TASK DIRECTIONS: Output every line of the material exactly, omitting images.

--- Start ---

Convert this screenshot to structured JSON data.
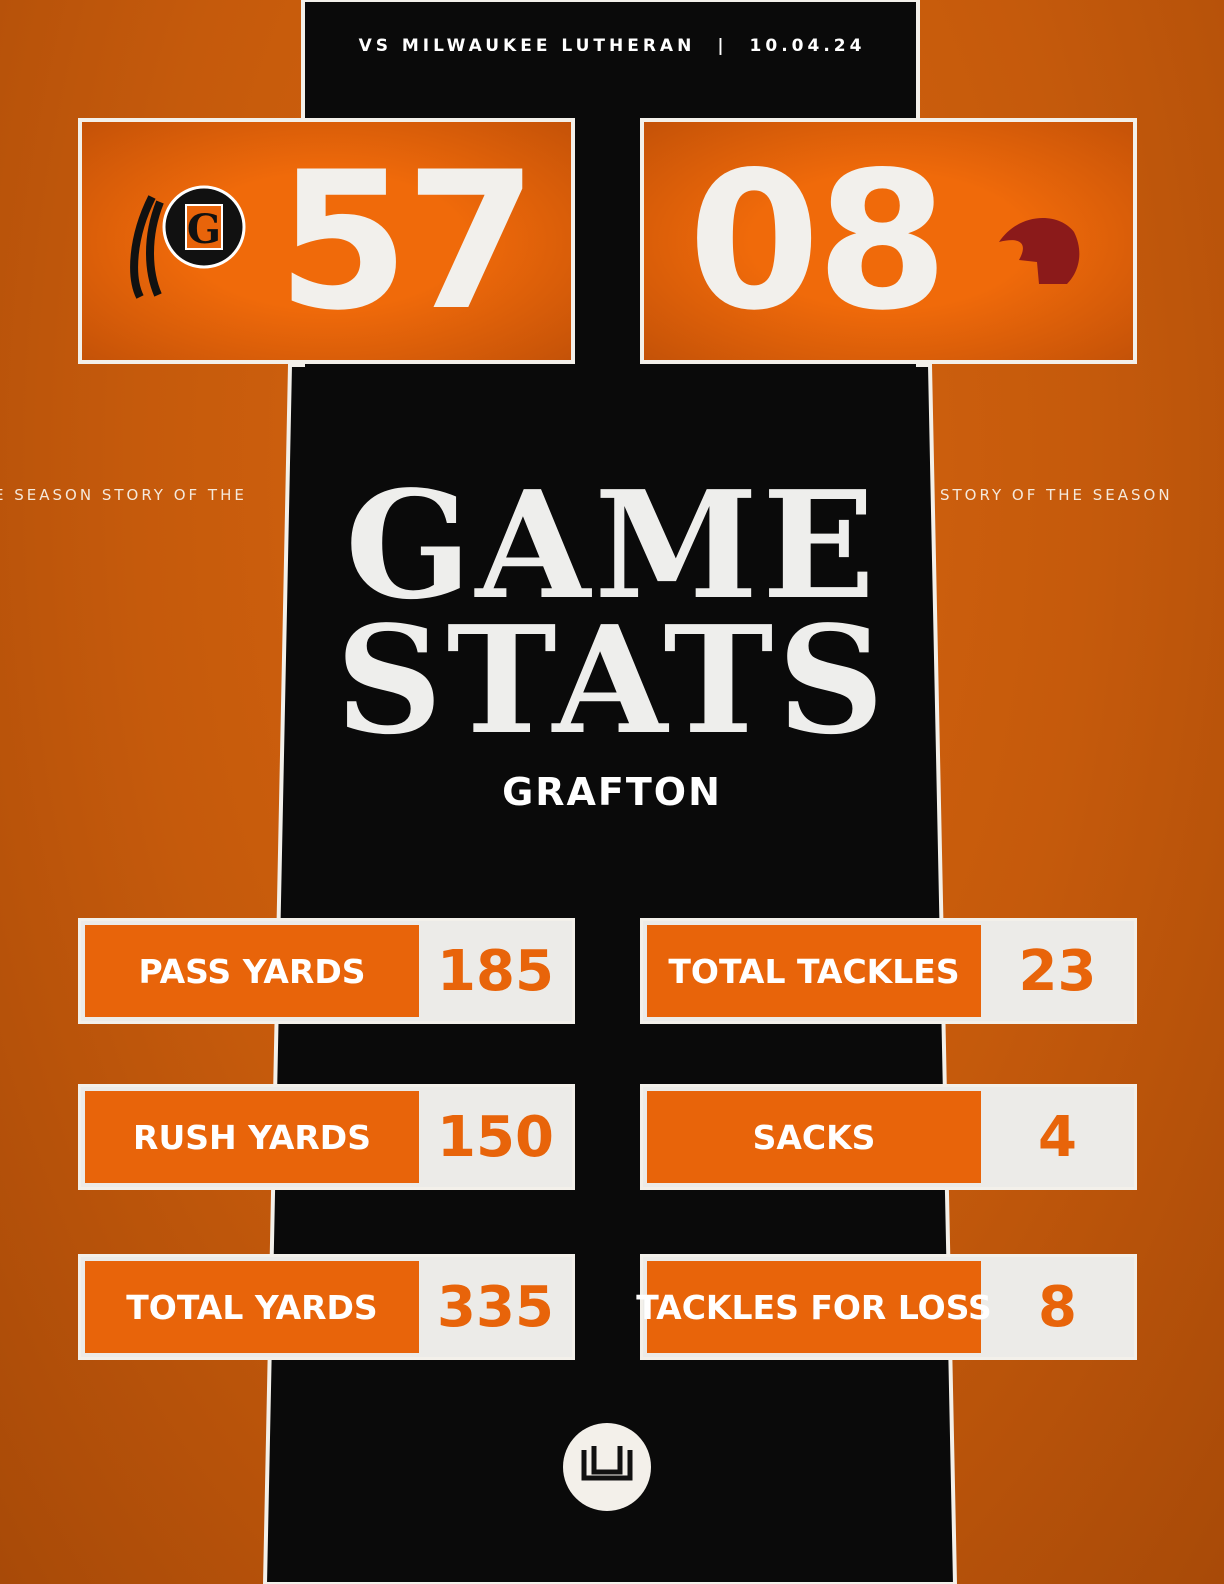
{
  "header": {
    "matchup": "VS MILWAUKEE LUTHERAN",
    "date": "10.04.24"
  },
  "scores": {
    "home": "57",
    "away": "08"
  },
  "side_text": {
    "left": "E SEASON   STORY OF THE",
    "right": "STORY OF THE SEASON"
  },
  "title": {
    "line1": "GAME",
    "line2": "STATS",
    "team": "GRAFTON"
  },
  "stats": {
    "left": [
      {
        "label": "PASS YARDS",
        "value": 185
      },
      {
        "label": "RUSH YARDS",
        "value": 150
      },
      {
        "label": "TOTAL YARDS",
        "value": 335
      }
    ],
    "right": [
      {
        "label": "TOTAL TACKLES",
        "value": 23
      },
      {
        "label": "SACKS",
        "value": 4
      },
      {
        "label": "TACKLES FOR LOSS",
        "value": 8
      }
    ]
  }
}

--- End ---

ANSWER TO THE TASK:
Convert this screenshot to structured JSON data.
{
  "header": {
    "matchup": "VS MILWAUKEE LUTHERAN",
    "date": "10.04.24"
  },
  "scores": {
    "home": "57",
    "away": "08"
  },
  "side_text": {
    "left": "E SEASON   STORY OF THE",
    "right": "STORY OF THE SEASON"
  },
  "title": {
    "line1": "GAME",
    "line2": "STATS",
    "team": "GRAFTON"
  },
  "stats": {
    "left": [
      {
        "label": "PASS YARDS",
        "value": 185
      },
      {
        "label": "RUSH YARDS",
        "value": 150
      },
      {
        "label": "TOTAL YARDS",
        "value": 335
      }
    ],
    "right": [
      {
        "label": "TOTAL TACKLES",
        "value": 23
      },
      {
        "label": "SACKS",
        "value": 4
      },
      {
        "label": "TACKLES FOR LOSS",
        "value": 8
      }
    ]
  }
}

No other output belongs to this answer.